[Stored data]

####

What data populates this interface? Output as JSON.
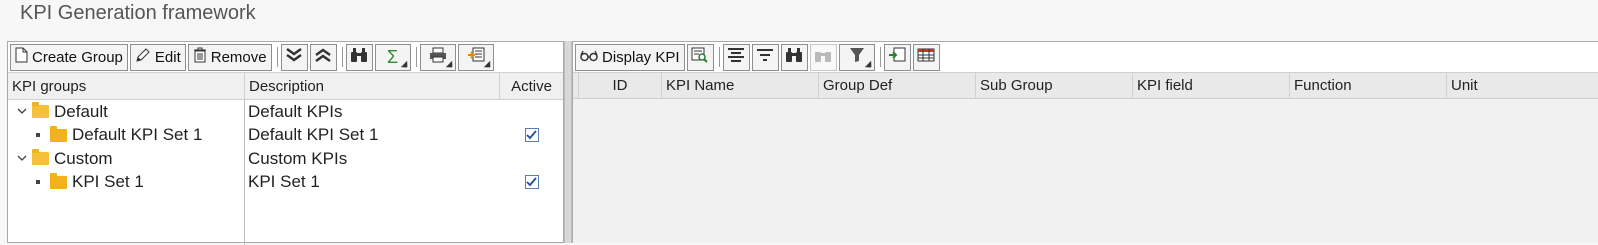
{
  "app": {
    "title": "KPI Generation framework"
  },
  "left_toolbar": {
    "create_group": "Create Group",
    "edit": "Edit",
    "remove": "Remove"
  },
  "left_grid": {
    "headers": {
      "groups": "KPI groups",
      "description": "Description",
      "active": "Active"
    },
    "rows": [
      {
        "name": "Default",
        "description": "Default KPIs",
        "level": 0,
        "active": null
      },
      {
        "name": "Default KPI Set 1",
        "description": "Default KPI Set 1",
        "level": 1,
        "active": true
      },
      {
        "name": "Custom",
        "description": "Custom KPIs",
        "level": 0,
        "active": null
      },
      {
        "name": "KPI Set 1",
        "description": "KPI Set 1",
        "level": 1,
        "active": true
      }
    ]
  },
  "right_toolbar": {
    "display_kpi": "Display KPI"
  },
  "right_grid": {
    "headers": [
      "ID",
      "KPI Name",
      "Group Def",
      "Sub Group",
      "KPI field",
      "Function",
      "Unit"
    ]
  },
  "colors": {
    "folder": "#f2b21b",
    "checkbox_border": "#5a7fb5",
    "sum_icon": "#2e8b2e"
  }
}
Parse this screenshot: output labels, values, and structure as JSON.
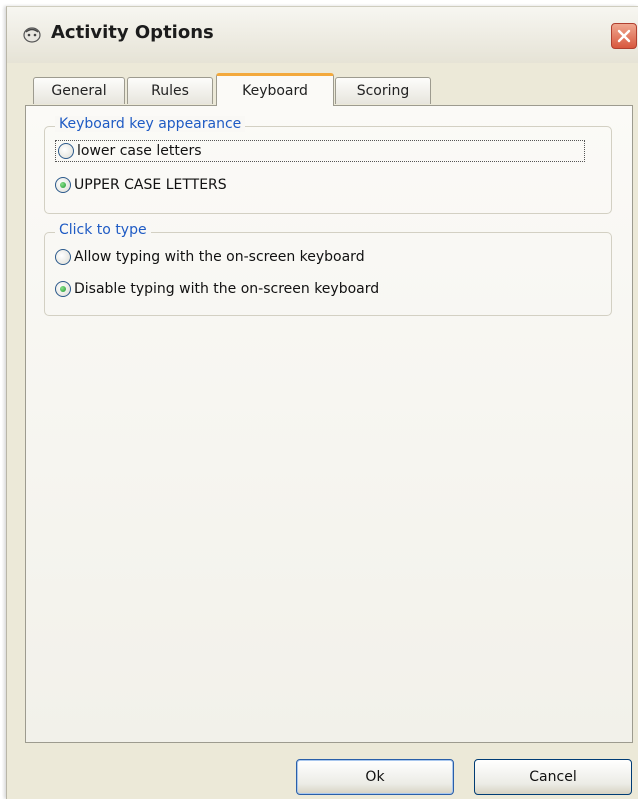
{
  "window": {
    "title": "Activity Options",
    "app_icon": "dialog-app-icon",
    "close_icon": "close-icon"
  },
  "tabs": [
    {
      "label": "General",
      "active": false
    },
    {
      "label": "Rules",
      "active": false
    },
    {
      "label": "Keyboard",
      "active": true
    },
    {
      "label": "Scoring",
      "active": false
    }
  ],
  "keyboard_appearance": {
    "legend": "Keyboard key appearance",
    "options": [
      {
        "label": "lower case letters",
        "checked": false
      },
      {
        "label": "UPPER CASE LETTERS",
        "checked": true
      }
    ]
  },
  "click_to_type": {
    "legend": "Click to type",
    "options": [
      {
        "label": "Allow typing with the on-screen keyboard",
        "checked": false
      },
      {
        "label": "Disable typing with the on-screen keyboard",
        "checked": true
      }
    ]
  },
  "buttons": {
    "ok": "Ok",
    "cancel": "Cancel"
  },
  "colors": {
    "accent_tab": "#f3a93c",
    "legend_text": "#1f5bc4",
    "radio_checked": "#1e9a32",
    "close_button": "#d8583e"
  }
}
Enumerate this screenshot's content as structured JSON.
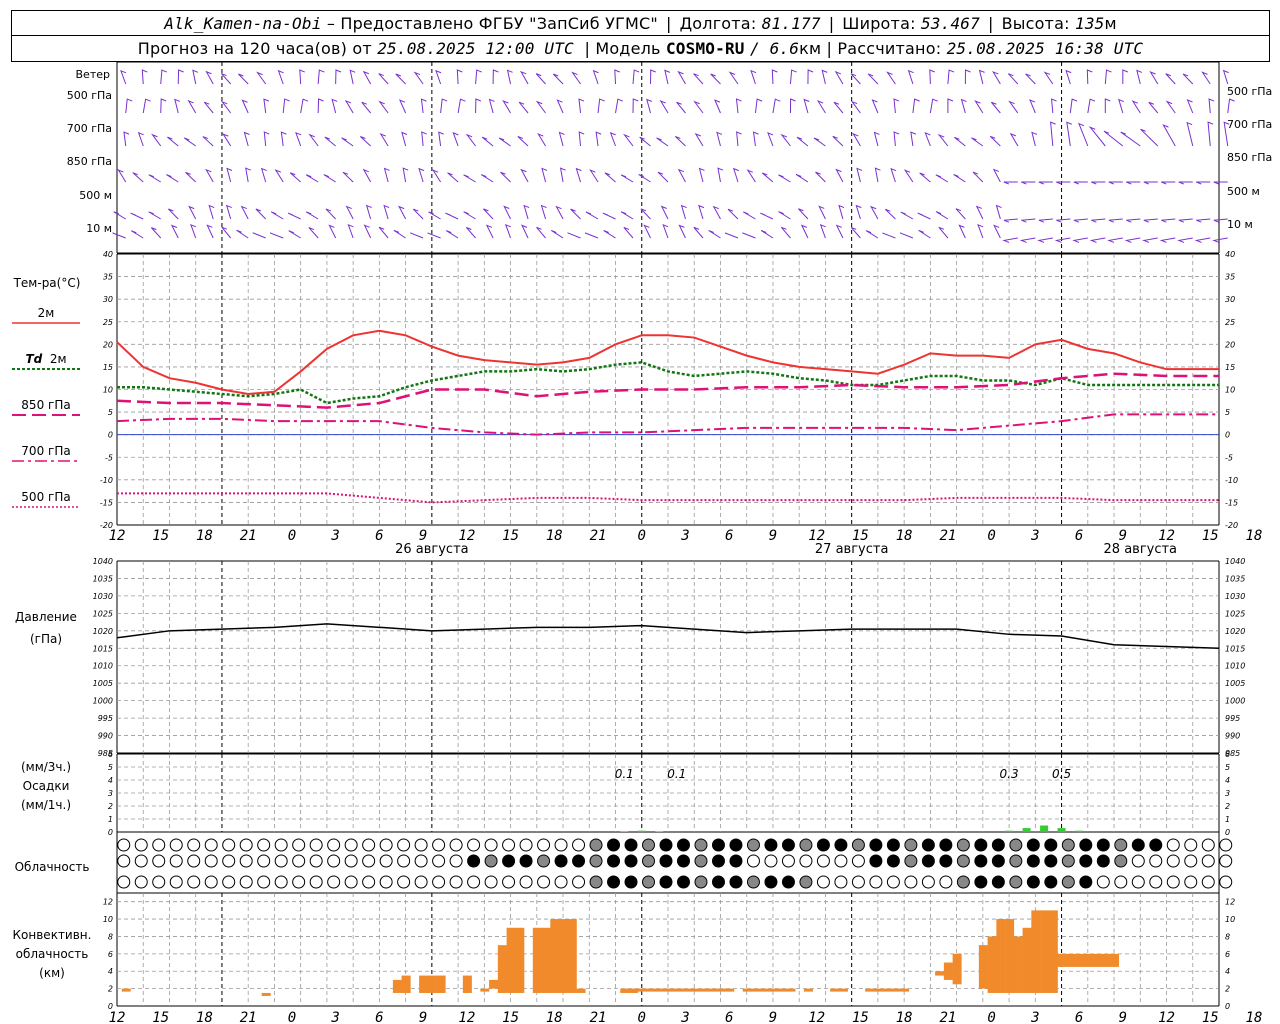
{
  "header": {
    "station": "Alk_Kamen-na-Obi",
    "provider": "– Предоставлено ФГБУ \"ЗапСиб УГМС\"",
    "lon_label": "Долгота:",
    "lon": "81.177",
    "lat_label": "Широта:",
    "lat": "53.467",
    "alt_label": "Высота:",
    "alt": "135",
    "alt_unit": "м",
    "forecast_prefix": "Прогноз на 120 часа(ов) от",
    "forecast_time": "25.08.2025 12:00 UTC",
    "model_label": "| Модель",
    "model": "COSMO-RU",
    "resolution": "/ 6.6",
    "resolution_unit": "км",
    "computed_label": "| Рассчитано:",
    "computed": "25.08.2025 16:38 UTC"
  },
  "labels": {
    "wind": "Ветер",
    "wind_levels": [
      "500 гПа",
      "700 гПа",
      "850 гПа",
      "500 м",
      "10 м"
    ],
    "temperature": "Тем-ра(°C)",
    "t2m": "2м",
    "td": "Td",
    "td_level": "2м",
    "t850": "850 гПа",
    "t700": "700 гПа",
    "t500": "500 гПа",
    "pressure": "Давление",
    "pressure_unit": "(гПа)",
    "precip_unit3": "(мм/3ч.)",
    "precip": "Осадки",
    "precip_unit1": "(мм/1ч.)",
    "cloud": "Облачность",
    "conv1": "Конвективн.",
    "conv2": "облачность",
    "conv3": "(км)"
  },
  "colors": {
    "t2m": "#ee3333",
    "td": "#117711",
    "t850": "#dd1177",
    "t700": "#dd1177",
    "t500": "#dd1177",
    "wind": "#7a2fd0",
    "precip": "#33cc33",
    "conv": "#f08a2a",
    "zero_line": "#3344cc"
  },
  "chart_data": [
    {
      "type": "line",
      "title": "Тем-ра(°C)",
      "x_unit": "hours since 25.08.2025 12:00 UTC",
      "x_tick_labels": [
        "12",
        "15",
        "18",
        "21",
        "0",
        "3",
        "6",
        "9",
        "12",
        "15",
        "18",
        "21",
        "0",
        "3",
        "6",
        "9",
        "12",
        "15",
        "18",
        "21",
        "0",
        "3",
        "6",
        "9",
        "12",
        "15",
        "18"
      ],
      "date_labels": [
        "26 августа",
        "27 августа",
        "28 августа"
      ],
      "ylim": [
        -20,
        40
      ],
      "y_ticks": [
        40,
        35,
        30,
        25,
        20,
        15,
        10,
        5,
        0,
        -5,
        -10,
        -15,
        -20
      ],
      "series": [
        {
          "name": "2м",
          "x": [
            0,
            3,
            6,
            9,
            12,
            15,
            18,
            21,
            24,
            27,
            30,
            33,
            36,
            39,
            42,
            45,
            48,
            51,
            54,
            57,
            60,
            63,
            66,
            69,
            72,
            75,
            78,
            81,
            84,
            87,
            90,
            93,
            96,
            99,
            102,
            105,
            108,
            111,
            114,
            117,
            120,
            123,
            126
          ],
          "values": [
            20.5,
            15,
            12.5,
            11.5,
            10,
            9,
            9.5,
            14,
            19,
            22,
            23,
            22,
            19.5,
            17.5,
            16.5,
            16,
            15.5,
            16,
            17,
            20,
            22,
            22,
            21.5,
            19.5,
            17.5,
            16,
            15,
            14.5,
            14,
            13.5,
            15.5,
            18,
            17.5,
            17.5,
            17,
            20,
            21,
            19,
            18,
            16,
            14.5,
            14.5,
            14.5
          ]
        },
        {
          "name": "Td 2м",
          "x": [
            0,
            3,
            6,
            9,
            12,
            15,
            18,
            21,
            24,
            27,
            30,
            33,
            36,
            39,
            42,
            45,
            48,
            51,
            54,
            57,
            60,
            63,
            66,
            69,
            72,
            75,
            78,
            81,
            84,
            87,
            90,
            93,
            96,
            99,
            102,
            105,
            108,
            111,
            114,
            117,
            120,
            123,
            126
          ],
          "values": [
            10.5,
            10.5,
            10,
            9.5,
            9,
            8.5,
            9,
            10,
            7,
            8,
            8.5,
            10.5,
            12,
            13,
            14,
            14,
            14.5,
            14,
            14.5,
            15.5,
            16,
            14,
            13,
            13.5,
            14,
            13.5,
            12.5,
            12,
            11,
            11,
            12,
            13,
            13,
            12,
            12,
            11,
            12.5,
            11,
            11,
            11,
            11,
            11,
            11
          ]
        },
        {
          "name": "850 гПа",
          "x": [
            0,
            6,
            12,
            18,
            24,
            30,
            36,
            42,
            48,
            54,
            60,
            66,
            72,
            78,
            84,
            90,
            96,
            102,
            108,
            114,
            120,
            126
          ],
          "values": [
            7.5,
            7,
            7,
            6.5,
            6,
            7,
            10,
            10,
            8.5,
            9.5,
            10,
            10,
            10.5,
            10.5,
            11,
            10.5,
            10.5,
            11,
            12.5,
            13.5,
            13,
            13
          ]
        },
        {
          "name": "700 гПа",
          "x": [
            0,
            6,
            12,
            18,
            24,
            30,
            36,
            42,
            48,
            54,
            60,
            66,
            72,
            78,
            84,
            90,
            96,
            102,
            108,
            114,
            120,
            126
          ],
          "values": [
            3,
            3.5,
            3.5,
            3,
            3,
            3,
            1.5,
            0.5,
            0,
            0.5,
            0.5,
            1,
            1.5,
            1.5,
            1.5,
            1.5,
            1,
            2,
            3,
            4.5,
            4.5,
            4.5
          ]
        },
        {
          "name": "500 гПа",
          "x": [
            0,
            6,
            12,
            18,
            24,
            30,
            36,
            42,
            48,
            54,
            60,
            66,
            72,
            78,
            84,
            90,
            96,
            102,
            108,
            114,
            120,
            126
          ],
          "values": [
            -13,
            -13,
            -13,
            -13,
            -13,
            -14,
            -15,
            -14.5,
            -14,
            -14,
            -14.5,
            -14.5,
            -14.5,
            -14.5,
            -14.5,
            -14.5,
            -14,
            -14,
            -14,
            -14.5,
            -14.5,
            -14.5
          ]
        }
      ]
    },
    {
      "type": "line",
      "title": "Давление (гПа)",
      "ylim": [
        985,
        1040
      ],
      "y_ticks": [
        1040,
        1035,
        1030,
        1025,
        1020,
        1015,
        1010,
        1005,
        1000,
        995,
        990,
        985
      ],
      "series": [
        {
          "name": "Давление",
          "x": [
            0,
            6,
            12,
            18,
            24,
            30,
            36,
            42,
            48,
            54,
            60,
            66,
            72,
            78,
            84,
            90,
            96,
            102,
            108,
            114,
            120,
            126
          ],
          "values": [
            1018,
            1020,
            1020.5,
            1021,
            1022,
            1021,
            1020,
            1020.5,
            1021,
            1021,
            1021.5,
            1020.5,
            1019.5,
            1020,
            1020.5,
            1020.5,
            1020.5,
            1019,
            1018.5,
            1016,
            1015.5,
            1015
          ]
        }
      ]
    },
    {
      "type": "bar",
      "title": "Осадки",
      "ylim": [
        0,
        6
      ],
      "y_ticks": [
        6,
        5,
        4,
        3,
        2,
        1,
        0
      ],
      "annotations": [
        "0.1",
        "0.1",
        "0.3",
        "0.5"
      ],
      "series": [
        {
          "name": "мм/1ч",
          "x": [
            58,
            60,
            62,
            102,
            104,
            106,
            108,
            110
          ],
          "values": [
            0.05,
            0.1,
            0.05,
            0.1,
            0.3,
            0.5,
            0.3,
            0.1
          ]
        }
      ]
    },
    {
      "type": "bar",
      "title": "Конвективн. облачность (км)",
      "ylim": [
        0,
        13
      ],
      "y_ticks": [
        12,
        10,
        8,
        6,
        4,
        2,
        0
      ],
      "series": [
        {
          "name": "облачность",
          "x": [
            1,
            17,
            32,
            33,
            35,
            36,
            37,
            40,
            42,
            43,
            44,
            45,
            46,
            48,
            49,
            50,
            51,
            52,
            53,
            58,
            59,
            60,
            61,
            62,
            63,
            64,
            65,
            66,
            67,
            68,
            69,
            70,
            72,
            73,
            74,
            75,
            76,
            77,
            79,
            82,
            83,
            86,
            87,
            88,
            89,
            90,
            94,
            95,
            96,
            99,
            100,
            101,
            102,
            103,
            104,
            105,
            106,
            107,
            108,
            109,
            110,
            111,
            112,
            113,
            114
          ],
          "values": [
            [
              2,
              2
            ],
            [
              1.5,
              1.5
            ],
            [
              1.5,
              3
            ],
            [
              1.5,
              3.5
            ],
            [
              1.5,
              3.5
            ],
            [
              1.5,
              3.5
            ],
            [
              1.5,
              3.5
            ],
            [
              1.5,
              3.5
            ],
            [
              2,
              2
            ],
            [
              2,
              3
            ],
            [
              1.5,
              7
            ],
            [
              1.5,
              9
            ],
            [
              1.5,
              9
            ],
            [
              1.5,
              9
            ],
            [
              1.5,
              9
            ],
            [
              1.5,
              10
            ],
            [
              1.5,
              10
            ],
            [
              1.5,
              10
            ],
            [
              1.5,
              2
            ],
            [
              1.5,
              2
            ],
            [
              1.5,
              2
            ],
            [
              2,
              2
            ],
            [
              2,
              2
            ],
            [
              2,
              2
            ],
            [
              2,
              2
            ],
            [
              2,
              2
            ],
            [
              2,
              2
            ],
            [
              2,
              2
            ],
            [
              2,
              2
            ],
            [
              2,
              2
            ],
            [
              2,
              2
            ],
            [
              2,
              2
            ],
            [
              2,
              2
            ],
            [
              2,
              2
            ],
            [
              2,
              2
            ],
            [
              2,
              2
            ],
            [
              2,
              2
            ],
            [
              2,
              2
            ],
            [
              2,
              2
            ],
            [
              2,
              2
            ],
            [
              2,
              2
            ],
            [
              2,
              2
            ],
            [
              2,
              2
            ],
            [
              2,
              2
            ],
            [
              2,
              2
            ],
            [
              2,
              2
            ],
            [
              3.5,
              4
            ],
            [
              3,
              5
            ],
            [
              2.5,
              6
            ],
            [
              2,
              7
            ],
            [
              1.5,
              8
            ],
            [
              1.5,
              10
            ],
            [
              1.5,
              10
            ],
            [
              1.5,
              8
            ],
            [
              1.5,
              9
            ],
            [
              1.5,
              11
            ],
            [
              1.5,
              11
            ],
            [
              1.5,
              11
            ],
            [
              4.5,
              6
            ],
            [
              4.5,
              6
            ],
            [
              4.5,
              6
            ],
            [
              4.5,
              6
            ],
            [
              4.5,
              6
            ],
            [
              4.5,
              6
            ],
            [
              4.5,
              6
            ]
          ]
        }
      ]
    }
  ]
}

####

• EXERCISE TASK: Which lines hold the string "Давление"? Copy all of them from the data above.

• TASK SOLUTION:
    "pressure": "Давление",
      "title": "Давление (гПа)",
          "name": "Давление",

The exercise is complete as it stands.